EXERCISE OBJECTIVE:
Report how many lines contain the word "title", with no other text.

ROWS:
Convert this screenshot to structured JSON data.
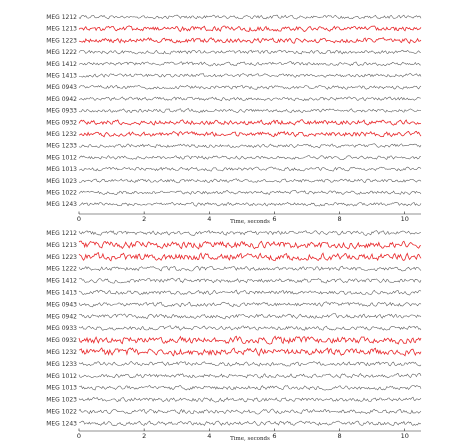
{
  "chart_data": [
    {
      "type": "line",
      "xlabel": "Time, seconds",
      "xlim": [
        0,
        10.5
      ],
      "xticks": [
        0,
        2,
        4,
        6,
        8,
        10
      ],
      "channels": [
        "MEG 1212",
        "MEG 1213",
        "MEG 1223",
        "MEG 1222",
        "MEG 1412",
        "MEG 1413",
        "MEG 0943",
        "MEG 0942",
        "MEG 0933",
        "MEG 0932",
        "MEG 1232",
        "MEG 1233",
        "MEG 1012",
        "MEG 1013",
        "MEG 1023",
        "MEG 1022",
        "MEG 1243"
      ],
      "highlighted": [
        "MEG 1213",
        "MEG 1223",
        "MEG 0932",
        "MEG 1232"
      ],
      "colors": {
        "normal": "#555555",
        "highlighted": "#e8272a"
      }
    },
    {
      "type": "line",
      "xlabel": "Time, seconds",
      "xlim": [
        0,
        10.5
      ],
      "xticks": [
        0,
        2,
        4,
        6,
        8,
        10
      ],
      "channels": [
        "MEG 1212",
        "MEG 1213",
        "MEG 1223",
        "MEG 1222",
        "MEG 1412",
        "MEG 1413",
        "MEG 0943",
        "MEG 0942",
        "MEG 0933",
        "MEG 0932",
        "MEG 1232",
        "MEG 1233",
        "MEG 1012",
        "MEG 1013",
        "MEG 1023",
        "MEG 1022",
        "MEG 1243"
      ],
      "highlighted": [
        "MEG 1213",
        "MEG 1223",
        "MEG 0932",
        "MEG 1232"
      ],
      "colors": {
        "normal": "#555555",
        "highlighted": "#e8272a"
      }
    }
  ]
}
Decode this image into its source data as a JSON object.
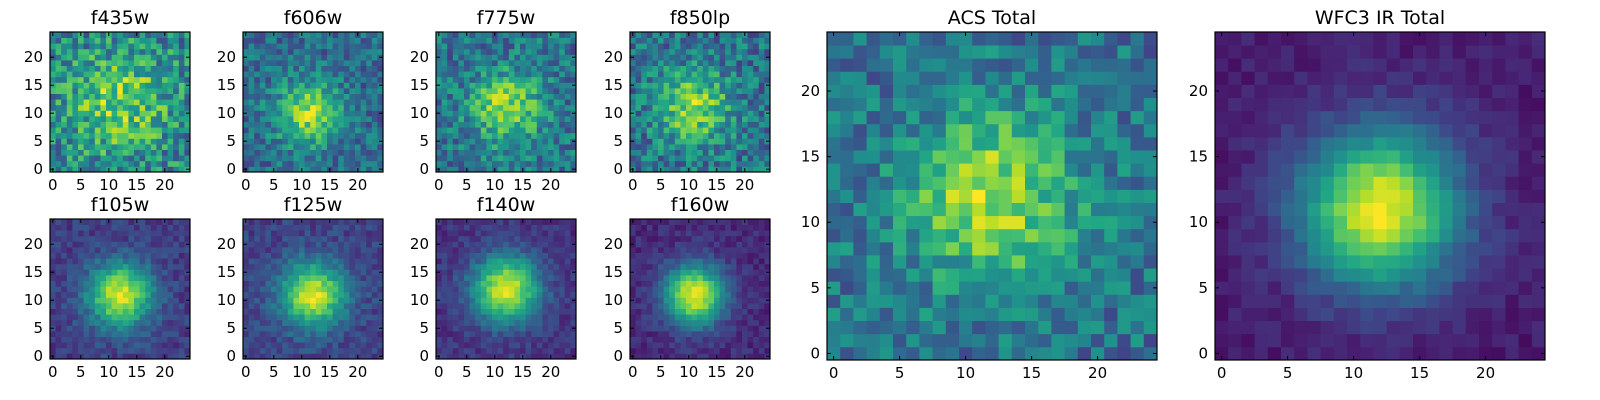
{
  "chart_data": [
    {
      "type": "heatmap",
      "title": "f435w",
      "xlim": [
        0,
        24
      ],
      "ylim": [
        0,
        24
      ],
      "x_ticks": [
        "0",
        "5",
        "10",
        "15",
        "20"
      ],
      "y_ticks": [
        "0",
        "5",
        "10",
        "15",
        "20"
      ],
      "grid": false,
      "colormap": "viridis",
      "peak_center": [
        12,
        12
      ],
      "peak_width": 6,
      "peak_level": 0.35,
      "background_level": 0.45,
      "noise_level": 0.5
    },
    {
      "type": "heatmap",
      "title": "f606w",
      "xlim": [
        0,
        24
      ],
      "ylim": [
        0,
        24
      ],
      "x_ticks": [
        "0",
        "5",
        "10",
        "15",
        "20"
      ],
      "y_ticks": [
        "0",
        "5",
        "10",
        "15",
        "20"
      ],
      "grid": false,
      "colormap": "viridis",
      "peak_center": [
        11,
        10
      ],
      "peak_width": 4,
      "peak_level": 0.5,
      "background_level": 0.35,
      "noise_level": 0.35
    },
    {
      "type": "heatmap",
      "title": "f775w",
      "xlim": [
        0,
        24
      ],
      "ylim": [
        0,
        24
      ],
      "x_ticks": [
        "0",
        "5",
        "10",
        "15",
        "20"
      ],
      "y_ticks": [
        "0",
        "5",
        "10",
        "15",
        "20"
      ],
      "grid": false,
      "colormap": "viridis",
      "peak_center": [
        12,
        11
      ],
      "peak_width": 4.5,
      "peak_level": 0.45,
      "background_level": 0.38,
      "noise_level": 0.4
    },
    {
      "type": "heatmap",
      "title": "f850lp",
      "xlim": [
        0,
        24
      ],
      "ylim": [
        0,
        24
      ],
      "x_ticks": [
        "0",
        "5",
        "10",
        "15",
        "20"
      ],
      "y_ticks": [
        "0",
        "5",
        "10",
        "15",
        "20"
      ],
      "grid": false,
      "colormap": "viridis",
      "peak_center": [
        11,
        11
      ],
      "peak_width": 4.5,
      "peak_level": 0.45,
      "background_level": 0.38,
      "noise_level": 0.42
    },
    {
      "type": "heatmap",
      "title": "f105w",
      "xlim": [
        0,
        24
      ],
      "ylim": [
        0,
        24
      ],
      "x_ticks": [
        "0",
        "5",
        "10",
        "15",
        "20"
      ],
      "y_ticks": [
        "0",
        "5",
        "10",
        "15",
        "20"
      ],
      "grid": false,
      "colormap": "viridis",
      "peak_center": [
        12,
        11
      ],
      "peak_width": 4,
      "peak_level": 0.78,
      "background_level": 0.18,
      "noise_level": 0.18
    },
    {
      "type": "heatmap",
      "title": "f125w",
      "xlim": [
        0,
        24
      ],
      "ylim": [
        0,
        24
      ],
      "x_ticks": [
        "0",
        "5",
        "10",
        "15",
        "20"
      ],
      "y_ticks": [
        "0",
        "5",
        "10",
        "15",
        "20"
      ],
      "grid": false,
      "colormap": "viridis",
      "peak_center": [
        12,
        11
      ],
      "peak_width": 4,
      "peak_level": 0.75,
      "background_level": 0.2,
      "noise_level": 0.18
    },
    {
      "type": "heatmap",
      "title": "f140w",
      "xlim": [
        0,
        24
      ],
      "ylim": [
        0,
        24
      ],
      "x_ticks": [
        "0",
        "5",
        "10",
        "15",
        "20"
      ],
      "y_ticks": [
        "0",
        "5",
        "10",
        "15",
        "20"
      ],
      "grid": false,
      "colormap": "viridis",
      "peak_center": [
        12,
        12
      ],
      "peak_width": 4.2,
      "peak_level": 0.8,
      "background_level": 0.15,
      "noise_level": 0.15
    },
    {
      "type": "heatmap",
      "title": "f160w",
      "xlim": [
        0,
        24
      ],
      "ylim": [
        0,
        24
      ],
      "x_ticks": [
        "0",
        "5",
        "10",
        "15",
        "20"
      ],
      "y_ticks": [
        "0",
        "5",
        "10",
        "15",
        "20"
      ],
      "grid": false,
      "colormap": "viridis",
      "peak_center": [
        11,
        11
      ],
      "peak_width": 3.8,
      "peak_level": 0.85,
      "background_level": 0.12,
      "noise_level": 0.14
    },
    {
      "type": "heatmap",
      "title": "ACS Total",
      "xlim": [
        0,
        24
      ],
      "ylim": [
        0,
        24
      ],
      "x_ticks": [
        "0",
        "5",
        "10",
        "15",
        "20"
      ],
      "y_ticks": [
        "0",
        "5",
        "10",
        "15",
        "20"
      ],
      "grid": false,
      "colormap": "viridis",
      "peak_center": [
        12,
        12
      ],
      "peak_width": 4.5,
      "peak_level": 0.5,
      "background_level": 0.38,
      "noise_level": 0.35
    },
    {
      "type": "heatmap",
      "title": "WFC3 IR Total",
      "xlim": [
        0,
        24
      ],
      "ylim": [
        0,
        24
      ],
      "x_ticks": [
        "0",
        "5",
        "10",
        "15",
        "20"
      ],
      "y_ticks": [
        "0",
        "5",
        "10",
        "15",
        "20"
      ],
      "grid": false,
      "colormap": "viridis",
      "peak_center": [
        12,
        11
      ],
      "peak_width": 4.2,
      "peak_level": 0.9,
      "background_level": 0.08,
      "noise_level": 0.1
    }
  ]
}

* * *

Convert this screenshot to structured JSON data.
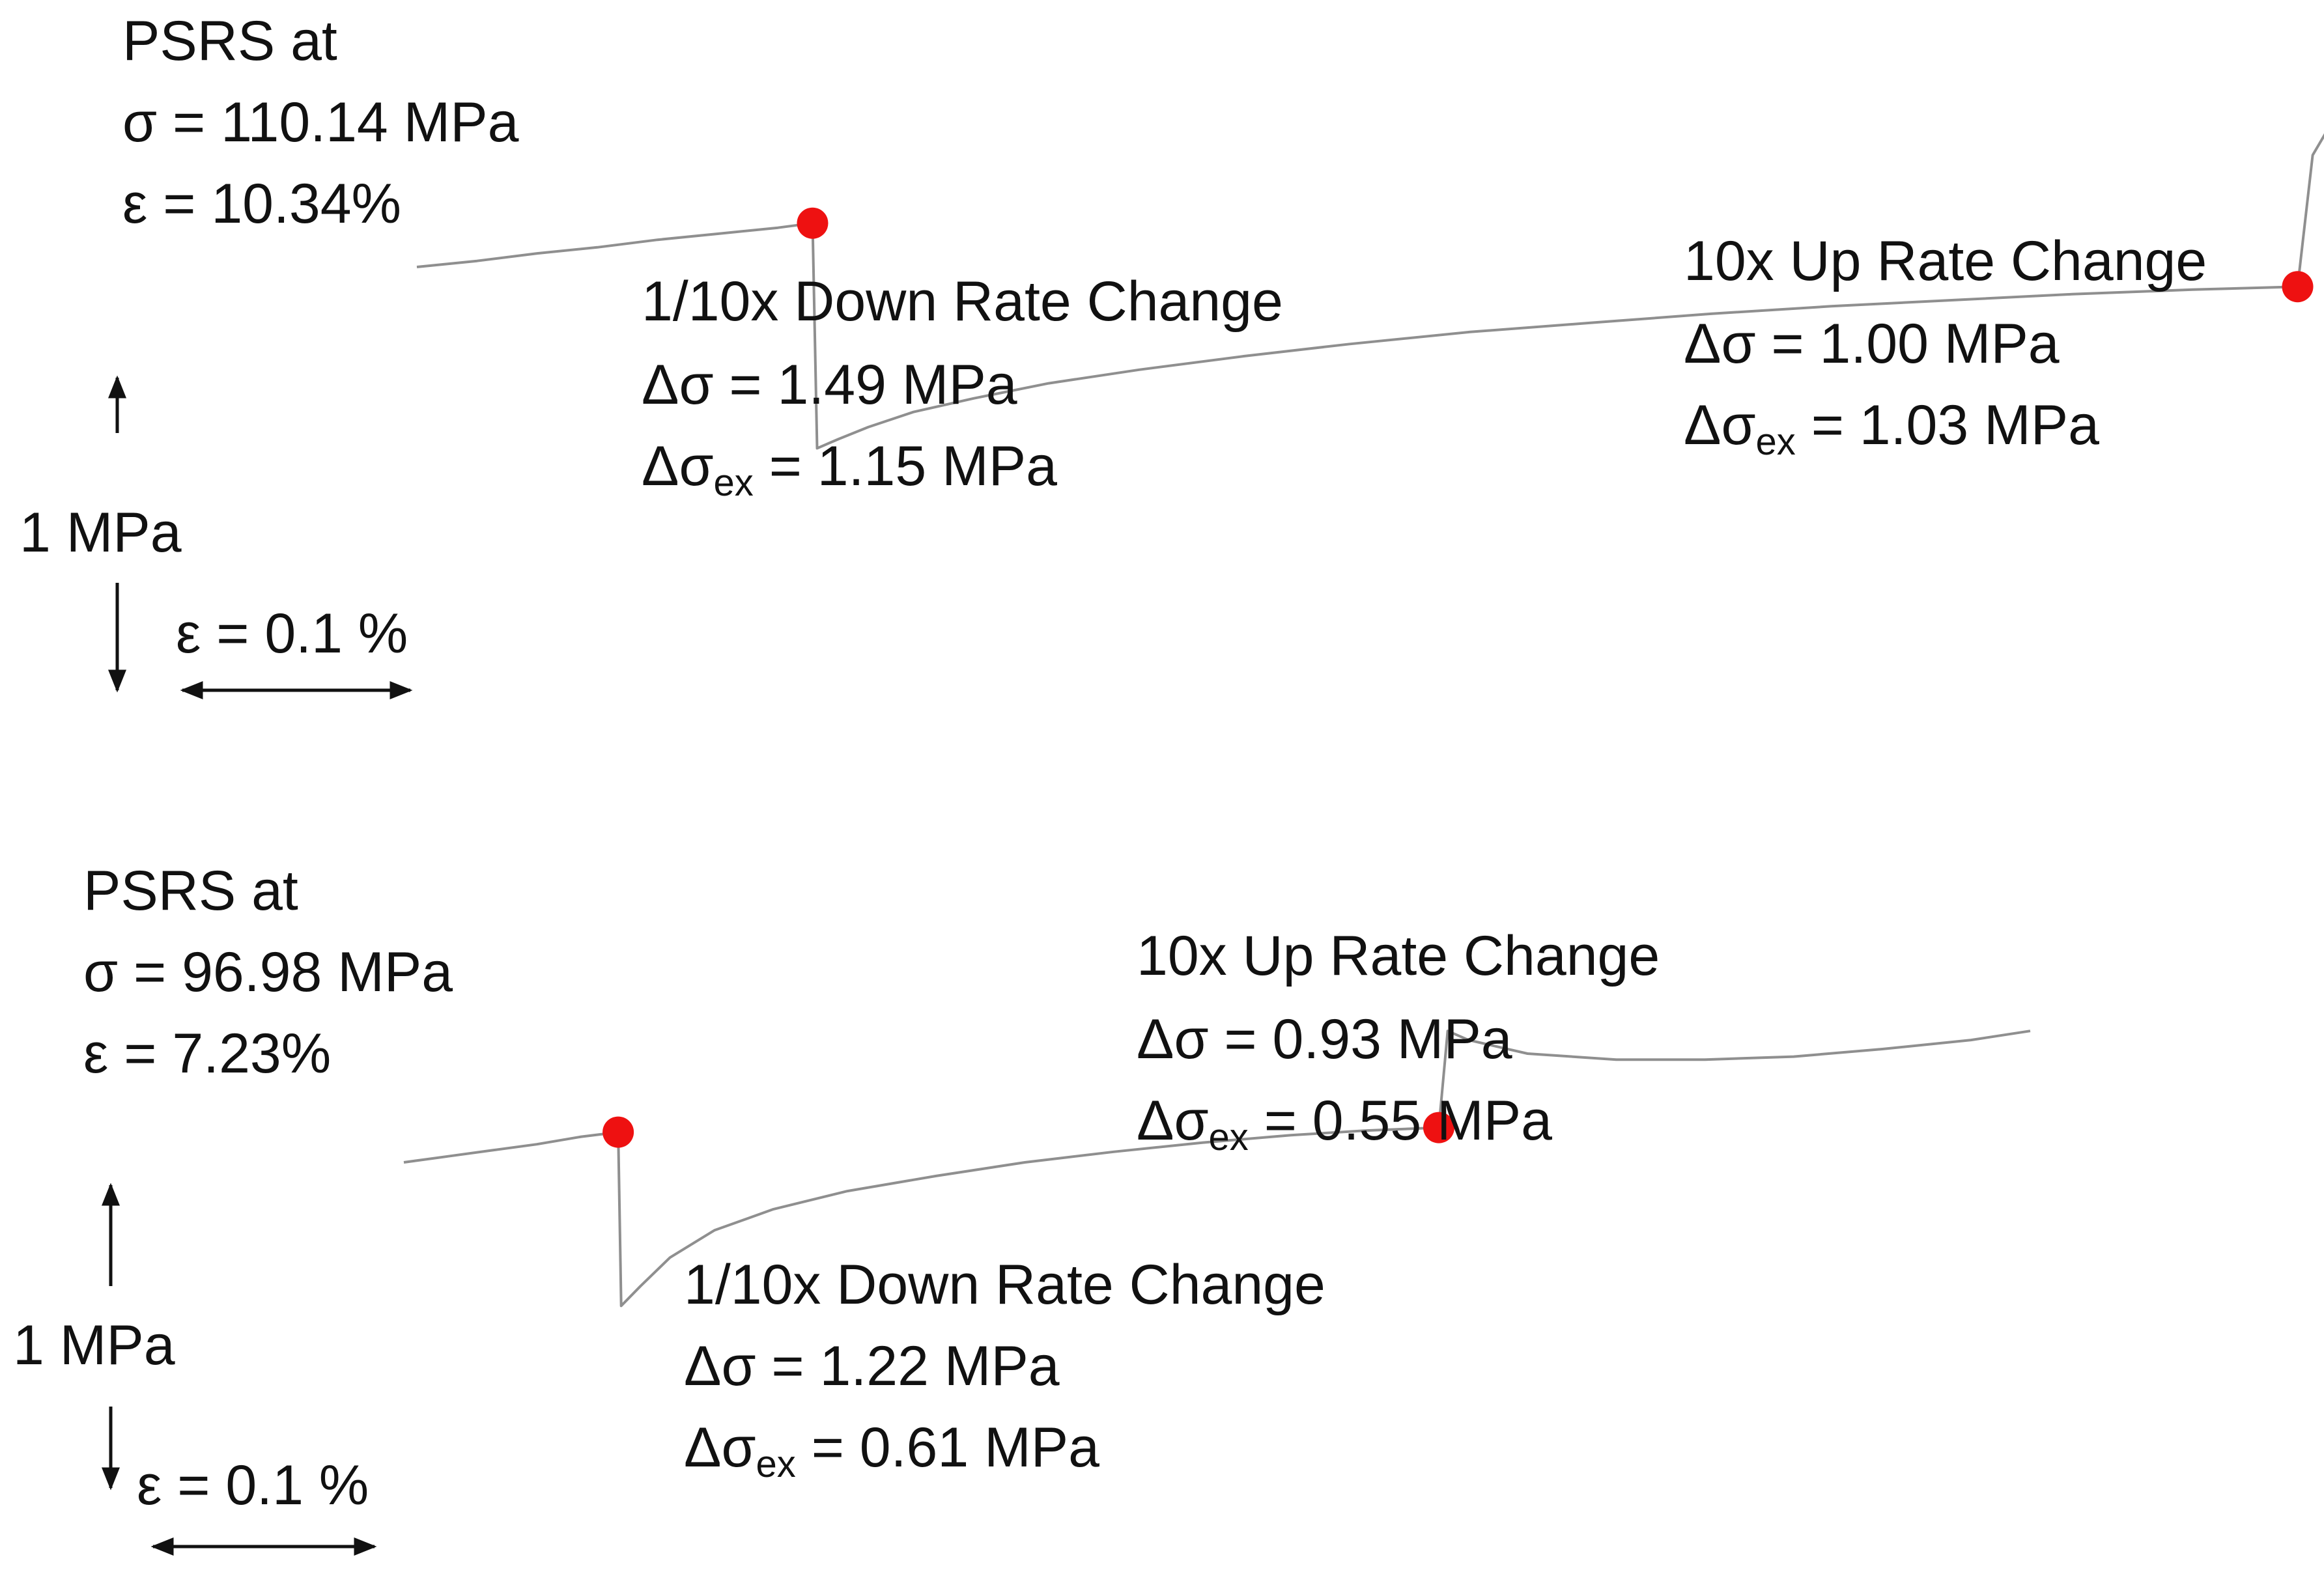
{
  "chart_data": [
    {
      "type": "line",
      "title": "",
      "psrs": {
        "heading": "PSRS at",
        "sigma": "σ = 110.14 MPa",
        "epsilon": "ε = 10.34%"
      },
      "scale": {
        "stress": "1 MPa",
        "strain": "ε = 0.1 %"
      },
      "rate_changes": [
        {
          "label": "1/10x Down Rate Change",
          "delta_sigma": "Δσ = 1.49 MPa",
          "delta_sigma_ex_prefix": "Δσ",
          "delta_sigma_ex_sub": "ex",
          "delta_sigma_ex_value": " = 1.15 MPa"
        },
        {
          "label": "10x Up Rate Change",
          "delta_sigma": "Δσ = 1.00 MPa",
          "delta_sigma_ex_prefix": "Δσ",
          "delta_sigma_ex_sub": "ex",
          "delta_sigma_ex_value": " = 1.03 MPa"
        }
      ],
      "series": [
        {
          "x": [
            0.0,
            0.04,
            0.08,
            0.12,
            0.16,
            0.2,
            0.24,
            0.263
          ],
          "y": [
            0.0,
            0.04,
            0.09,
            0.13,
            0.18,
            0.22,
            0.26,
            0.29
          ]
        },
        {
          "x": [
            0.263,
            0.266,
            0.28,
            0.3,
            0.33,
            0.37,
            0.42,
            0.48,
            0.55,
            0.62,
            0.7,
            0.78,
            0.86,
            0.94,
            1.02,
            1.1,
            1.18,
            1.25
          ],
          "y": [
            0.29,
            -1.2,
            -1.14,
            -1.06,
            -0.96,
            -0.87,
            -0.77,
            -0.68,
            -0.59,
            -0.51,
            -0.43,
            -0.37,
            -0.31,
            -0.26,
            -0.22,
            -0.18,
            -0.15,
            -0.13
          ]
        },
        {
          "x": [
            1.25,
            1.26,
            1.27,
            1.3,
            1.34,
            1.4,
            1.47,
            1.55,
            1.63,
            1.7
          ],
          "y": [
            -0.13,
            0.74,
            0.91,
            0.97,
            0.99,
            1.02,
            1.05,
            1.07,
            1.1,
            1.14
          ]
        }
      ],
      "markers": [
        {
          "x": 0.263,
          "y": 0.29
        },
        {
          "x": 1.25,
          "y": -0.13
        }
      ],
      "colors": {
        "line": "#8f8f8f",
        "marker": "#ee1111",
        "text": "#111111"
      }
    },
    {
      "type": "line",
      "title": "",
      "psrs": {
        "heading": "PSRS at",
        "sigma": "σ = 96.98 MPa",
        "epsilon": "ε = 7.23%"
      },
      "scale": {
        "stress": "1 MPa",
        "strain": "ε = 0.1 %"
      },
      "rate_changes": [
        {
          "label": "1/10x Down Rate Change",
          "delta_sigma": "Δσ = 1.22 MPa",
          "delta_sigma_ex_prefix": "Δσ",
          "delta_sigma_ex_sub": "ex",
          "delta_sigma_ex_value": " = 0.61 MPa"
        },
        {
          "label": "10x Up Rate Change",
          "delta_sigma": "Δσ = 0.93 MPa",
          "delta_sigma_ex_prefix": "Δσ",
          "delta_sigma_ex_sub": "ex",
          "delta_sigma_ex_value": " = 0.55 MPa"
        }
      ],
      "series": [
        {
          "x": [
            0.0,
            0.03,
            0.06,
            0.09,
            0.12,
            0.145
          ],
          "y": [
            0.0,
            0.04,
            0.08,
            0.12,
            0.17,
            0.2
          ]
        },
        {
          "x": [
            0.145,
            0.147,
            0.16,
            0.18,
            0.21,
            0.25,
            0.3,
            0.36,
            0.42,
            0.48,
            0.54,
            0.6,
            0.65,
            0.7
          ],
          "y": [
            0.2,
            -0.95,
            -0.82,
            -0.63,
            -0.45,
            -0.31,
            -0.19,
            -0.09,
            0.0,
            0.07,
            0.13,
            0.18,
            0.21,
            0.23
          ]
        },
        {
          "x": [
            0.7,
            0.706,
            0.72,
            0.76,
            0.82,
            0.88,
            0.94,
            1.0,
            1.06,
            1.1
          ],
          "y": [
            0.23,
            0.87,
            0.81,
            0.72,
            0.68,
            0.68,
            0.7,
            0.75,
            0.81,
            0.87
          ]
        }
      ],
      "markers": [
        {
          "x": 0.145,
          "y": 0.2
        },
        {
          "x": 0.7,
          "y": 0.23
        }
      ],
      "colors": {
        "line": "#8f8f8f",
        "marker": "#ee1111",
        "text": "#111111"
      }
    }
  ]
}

RESULT OF THE TASK:
12